◆ The problem ◆
From the listing below, pull out all lines with "vers" in them.

Records about charts and figures:
= = = = = = =

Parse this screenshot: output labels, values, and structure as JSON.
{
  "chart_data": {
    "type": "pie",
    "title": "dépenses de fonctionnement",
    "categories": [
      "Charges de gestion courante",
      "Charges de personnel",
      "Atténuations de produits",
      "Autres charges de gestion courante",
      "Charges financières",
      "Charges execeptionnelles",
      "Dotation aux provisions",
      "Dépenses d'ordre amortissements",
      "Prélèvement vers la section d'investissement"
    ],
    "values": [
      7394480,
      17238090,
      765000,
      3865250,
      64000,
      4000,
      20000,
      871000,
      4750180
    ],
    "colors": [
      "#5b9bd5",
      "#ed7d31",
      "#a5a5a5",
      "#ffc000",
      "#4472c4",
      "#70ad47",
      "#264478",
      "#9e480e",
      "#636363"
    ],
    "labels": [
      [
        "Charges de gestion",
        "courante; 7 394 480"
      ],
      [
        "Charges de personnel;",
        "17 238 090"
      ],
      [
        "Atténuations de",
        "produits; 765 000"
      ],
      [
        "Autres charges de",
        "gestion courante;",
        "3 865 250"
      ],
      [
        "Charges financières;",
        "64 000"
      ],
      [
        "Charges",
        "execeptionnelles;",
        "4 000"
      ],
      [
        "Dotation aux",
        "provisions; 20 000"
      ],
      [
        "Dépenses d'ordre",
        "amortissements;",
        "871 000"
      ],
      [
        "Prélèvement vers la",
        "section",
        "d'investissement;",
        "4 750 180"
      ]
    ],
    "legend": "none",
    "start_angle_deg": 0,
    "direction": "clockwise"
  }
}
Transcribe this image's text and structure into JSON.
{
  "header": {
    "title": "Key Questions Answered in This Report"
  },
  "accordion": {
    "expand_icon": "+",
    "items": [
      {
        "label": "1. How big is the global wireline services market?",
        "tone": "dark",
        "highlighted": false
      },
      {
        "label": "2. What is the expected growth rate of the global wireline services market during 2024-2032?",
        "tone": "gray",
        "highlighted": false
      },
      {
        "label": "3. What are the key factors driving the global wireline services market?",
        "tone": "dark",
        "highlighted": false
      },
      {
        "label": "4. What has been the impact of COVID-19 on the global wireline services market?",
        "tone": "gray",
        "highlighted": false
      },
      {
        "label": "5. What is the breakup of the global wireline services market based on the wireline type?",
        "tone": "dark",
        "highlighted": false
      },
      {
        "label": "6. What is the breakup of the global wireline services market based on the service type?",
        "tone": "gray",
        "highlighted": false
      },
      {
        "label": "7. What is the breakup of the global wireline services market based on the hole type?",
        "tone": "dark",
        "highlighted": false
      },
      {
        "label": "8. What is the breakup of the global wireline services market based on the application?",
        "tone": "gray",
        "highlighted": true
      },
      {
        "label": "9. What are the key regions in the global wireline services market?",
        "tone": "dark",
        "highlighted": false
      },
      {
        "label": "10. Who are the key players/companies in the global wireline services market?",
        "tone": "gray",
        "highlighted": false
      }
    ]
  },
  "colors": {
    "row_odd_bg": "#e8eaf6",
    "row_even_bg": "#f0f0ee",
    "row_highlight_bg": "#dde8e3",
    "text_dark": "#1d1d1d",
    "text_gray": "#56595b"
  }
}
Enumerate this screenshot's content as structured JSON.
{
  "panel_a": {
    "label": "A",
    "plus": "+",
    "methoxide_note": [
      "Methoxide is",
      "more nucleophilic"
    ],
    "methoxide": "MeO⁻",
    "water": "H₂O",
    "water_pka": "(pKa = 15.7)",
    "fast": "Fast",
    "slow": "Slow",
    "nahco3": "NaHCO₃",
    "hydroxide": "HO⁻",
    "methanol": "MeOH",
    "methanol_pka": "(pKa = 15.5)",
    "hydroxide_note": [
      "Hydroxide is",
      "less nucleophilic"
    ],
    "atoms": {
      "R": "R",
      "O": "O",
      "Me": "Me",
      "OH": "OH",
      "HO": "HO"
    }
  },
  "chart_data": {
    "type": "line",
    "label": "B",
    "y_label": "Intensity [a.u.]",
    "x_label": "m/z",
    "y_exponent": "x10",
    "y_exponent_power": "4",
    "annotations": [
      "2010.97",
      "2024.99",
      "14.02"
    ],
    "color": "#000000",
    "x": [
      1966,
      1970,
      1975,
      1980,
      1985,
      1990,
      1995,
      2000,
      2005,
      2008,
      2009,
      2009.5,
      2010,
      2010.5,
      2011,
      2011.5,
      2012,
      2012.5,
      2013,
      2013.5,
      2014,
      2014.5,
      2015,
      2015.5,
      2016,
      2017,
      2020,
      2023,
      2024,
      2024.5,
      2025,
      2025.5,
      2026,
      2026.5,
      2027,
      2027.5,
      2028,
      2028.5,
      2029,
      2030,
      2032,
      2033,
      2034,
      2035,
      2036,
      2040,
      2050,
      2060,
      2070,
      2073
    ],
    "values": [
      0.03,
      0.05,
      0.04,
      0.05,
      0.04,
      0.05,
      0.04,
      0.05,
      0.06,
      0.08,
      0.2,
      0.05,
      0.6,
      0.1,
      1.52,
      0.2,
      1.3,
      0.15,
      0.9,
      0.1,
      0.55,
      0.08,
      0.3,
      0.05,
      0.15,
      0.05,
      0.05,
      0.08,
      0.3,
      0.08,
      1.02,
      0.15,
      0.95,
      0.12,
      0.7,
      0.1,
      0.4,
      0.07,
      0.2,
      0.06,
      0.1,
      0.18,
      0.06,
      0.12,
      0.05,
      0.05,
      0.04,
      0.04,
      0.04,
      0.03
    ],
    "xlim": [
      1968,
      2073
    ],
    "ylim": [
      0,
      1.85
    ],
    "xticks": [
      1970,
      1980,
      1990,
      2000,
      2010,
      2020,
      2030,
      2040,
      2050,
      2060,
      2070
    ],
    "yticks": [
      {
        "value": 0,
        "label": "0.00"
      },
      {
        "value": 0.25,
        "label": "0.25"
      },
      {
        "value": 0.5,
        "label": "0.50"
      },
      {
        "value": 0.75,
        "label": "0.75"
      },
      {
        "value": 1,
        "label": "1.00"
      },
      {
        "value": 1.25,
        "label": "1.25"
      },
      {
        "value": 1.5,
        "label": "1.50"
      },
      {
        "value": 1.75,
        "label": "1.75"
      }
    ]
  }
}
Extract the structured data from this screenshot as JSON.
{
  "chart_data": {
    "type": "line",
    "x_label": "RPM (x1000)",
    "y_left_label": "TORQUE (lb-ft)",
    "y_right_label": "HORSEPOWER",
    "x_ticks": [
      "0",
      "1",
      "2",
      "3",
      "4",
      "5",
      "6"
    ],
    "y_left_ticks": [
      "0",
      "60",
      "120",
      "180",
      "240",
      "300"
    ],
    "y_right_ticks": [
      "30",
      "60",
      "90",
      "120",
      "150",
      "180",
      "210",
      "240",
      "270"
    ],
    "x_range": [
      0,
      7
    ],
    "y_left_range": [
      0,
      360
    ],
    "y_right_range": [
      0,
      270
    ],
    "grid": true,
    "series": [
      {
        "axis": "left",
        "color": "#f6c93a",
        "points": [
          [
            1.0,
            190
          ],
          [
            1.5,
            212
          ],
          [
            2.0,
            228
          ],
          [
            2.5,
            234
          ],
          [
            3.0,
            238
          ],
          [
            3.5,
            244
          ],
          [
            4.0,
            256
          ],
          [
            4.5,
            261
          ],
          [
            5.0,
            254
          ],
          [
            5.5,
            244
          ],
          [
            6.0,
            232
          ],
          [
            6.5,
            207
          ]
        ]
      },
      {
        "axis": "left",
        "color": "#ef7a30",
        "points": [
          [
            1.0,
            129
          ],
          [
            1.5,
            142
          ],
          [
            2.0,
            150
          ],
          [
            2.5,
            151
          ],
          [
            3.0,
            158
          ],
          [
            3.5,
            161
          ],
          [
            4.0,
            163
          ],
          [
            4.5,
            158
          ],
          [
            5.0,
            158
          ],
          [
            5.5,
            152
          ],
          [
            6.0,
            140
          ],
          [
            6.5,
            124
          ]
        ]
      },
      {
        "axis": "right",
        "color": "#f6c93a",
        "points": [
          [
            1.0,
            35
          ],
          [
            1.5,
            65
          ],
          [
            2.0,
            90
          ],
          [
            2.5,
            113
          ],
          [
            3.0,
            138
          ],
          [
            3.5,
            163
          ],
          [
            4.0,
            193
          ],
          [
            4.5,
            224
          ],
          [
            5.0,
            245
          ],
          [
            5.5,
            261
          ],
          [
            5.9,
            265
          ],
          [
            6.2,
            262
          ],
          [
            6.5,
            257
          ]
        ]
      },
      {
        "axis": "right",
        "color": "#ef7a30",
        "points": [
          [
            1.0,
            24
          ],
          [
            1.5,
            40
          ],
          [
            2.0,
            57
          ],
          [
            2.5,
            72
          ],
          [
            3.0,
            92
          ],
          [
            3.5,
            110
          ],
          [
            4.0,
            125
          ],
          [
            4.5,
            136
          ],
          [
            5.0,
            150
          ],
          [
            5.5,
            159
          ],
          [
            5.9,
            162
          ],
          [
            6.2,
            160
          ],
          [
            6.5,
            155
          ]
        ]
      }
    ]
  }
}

= = = = = = =

◆ Expected answer ◆
      "Prélèvement vers la section d'investissement"
        "Prélèvement vers la",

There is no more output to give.